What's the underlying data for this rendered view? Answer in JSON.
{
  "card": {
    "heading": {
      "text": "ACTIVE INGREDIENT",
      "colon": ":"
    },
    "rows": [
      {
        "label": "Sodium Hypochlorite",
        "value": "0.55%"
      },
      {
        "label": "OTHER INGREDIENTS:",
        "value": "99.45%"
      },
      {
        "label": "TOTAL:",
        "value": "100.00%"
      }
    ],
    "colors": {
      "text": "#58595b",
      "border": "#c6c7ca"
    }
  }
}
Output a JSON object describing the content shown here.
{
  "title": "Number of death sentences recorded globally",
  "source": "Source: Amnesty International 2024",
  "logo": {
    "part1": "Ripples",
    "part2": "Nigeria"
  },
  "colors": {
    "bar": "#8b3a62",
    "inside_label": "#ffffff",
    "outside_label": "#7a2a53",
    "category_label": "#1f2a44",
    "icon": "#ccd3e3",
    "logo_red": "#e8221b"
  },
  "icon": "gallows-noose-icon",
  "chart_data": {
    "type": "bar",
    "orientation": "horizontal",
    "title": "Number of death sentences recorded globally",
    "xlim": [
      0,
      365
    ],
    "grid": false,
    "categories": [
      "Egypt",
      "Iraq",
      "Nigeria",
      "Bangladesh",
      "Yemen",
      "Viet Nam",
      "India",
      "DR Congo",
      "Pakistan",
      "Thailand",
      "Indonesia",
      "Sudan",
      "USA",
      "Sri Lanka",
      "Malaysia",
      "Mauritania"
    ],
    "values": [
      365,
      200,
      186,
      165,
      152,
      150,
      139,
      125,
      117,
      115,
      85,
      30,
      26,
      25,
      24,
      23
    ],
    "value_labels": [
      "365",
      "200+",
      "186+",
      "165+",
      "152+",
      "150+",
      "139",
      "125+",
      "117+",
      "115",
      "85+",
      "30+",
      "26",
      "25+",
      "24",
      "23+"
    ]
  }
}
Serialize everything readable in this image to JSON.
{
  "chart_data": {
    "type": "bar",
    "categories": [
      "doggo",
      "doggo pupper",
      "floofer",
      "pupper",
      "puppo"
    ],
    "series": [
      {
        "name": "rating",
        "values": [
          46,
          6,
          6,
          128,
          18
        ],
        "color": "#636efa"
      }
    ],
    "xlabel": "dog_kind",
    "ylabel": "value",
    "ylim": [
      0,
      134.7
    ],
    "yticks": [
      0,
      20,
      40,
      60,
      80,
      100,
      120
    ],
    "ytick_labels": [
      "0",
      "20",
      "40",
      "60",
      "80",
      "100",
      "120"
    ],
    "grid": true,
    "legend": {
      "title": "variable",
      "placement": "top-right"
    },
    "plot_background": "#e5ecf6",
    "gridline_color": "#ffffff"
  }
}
◇ ◇ ◇
Directions -
Write out every entry exactly as given.

Task response -
What's the underlying data for this rendered view? Answer in JSON.
{
  "card": {
    "heading": {
      "text": "ACTIVE INGREDIENT",
      "colon": ":"
    },
    "rows": [
      {
        "label": "Sodium Hypochlorite",
        "value": "0.55%"
      },
      {
        "label": "OTHER INGREDIENTS:",
        "value": "99.45%"
      },
      {
        "label": "TOTAL:",
        "value": "100.00%"
      }
    ],
    "colors": {
      "text": "#58595b",
      "border": "#c6c7ca"
    }
  }
}
Output a JSON object describing the content shown here.
{
  "title": "Number of death sentences recorded globally",
  "source": "Source: Amnesty International 2024",
  "logo": {
    "part1": "Ripples",
    "part2": "Nigeria"
  },
  "colors": {
    "bar": "#8b3a62",
    "inside_label": "#ffffff",
    "outside_label": "#7a2a53",
    "category_label": "#1f2a44",
    "icon": "#ccd3e3",
    "logo_red": "#e8221b"
  },
  "icon": "gallows-noose-icon",
  "chart_data": {
    "type": "bar",
    "orientation": "horizontal",
    "title": "Number of death sentences recorded globally",
    "xlim": [
      0,
      365
    ],
    "grid": false,
    "categories": [
      "Egypt",
      "Iraq",
      "Nigeria",
      "Bangladesh",
      "Yemen",
      "Viet Nam",
      "India",
      "DR Congo",
      "Pakistan",
      "Thailand",
      "Indonesia",
      "Sudan",
      "USA",
      "Sri Lanka",
      "Malaysia",
      "Mauritania"
    ],
    "values": [
      365,
      200,
      186,
      165,
      152,
      150,
      139,
      125,
      117,
      115,
      85,
      30,
      26,
      25,
      24,
      23
    ],
    "value_labels": [
      "365",
      "200+",
      "186+",
      "165+",
      "152+",
      "150+",
      "139",
      "125+",
      "117+",
      "115",
      "85+",
      "30+",
      "26",
      "25+",
      "24",
      "23+"
    ]
  }
}
Serialize everything readable in this image to JSON.
{
  "chart_data": {
    "type": "bar",
    "categories": [
      "doggo",
      "doggo pupper",
      "floofer",
      "pupper",
      "puppo"
    ],
    "series": [
      {
        "name": "rating",
        "values": [
          46,
          6,
          6,
          128,
          18
        ],
        "color": "#636efa"
      }
    ],
    "xlabel": "dog_kind",
    "ylabel": "value",
    "ylim": [
      0,
      134.7
    ],
    "yticks": [
      0,
      20,
      40,
      60,
      80,
      100,
      120
    ],
    "ytick_labels": [
      "0",
      "20",
      "40",
      "60",
      "80",
      "100",
      "120"
    ],
    "grid": true,
    "legend": {
      "title": "variable",
      "placement": "top-right"
    },
    "plot_background": "#e5ecf6",
    "gridline_color": "#ffffff"
  }
}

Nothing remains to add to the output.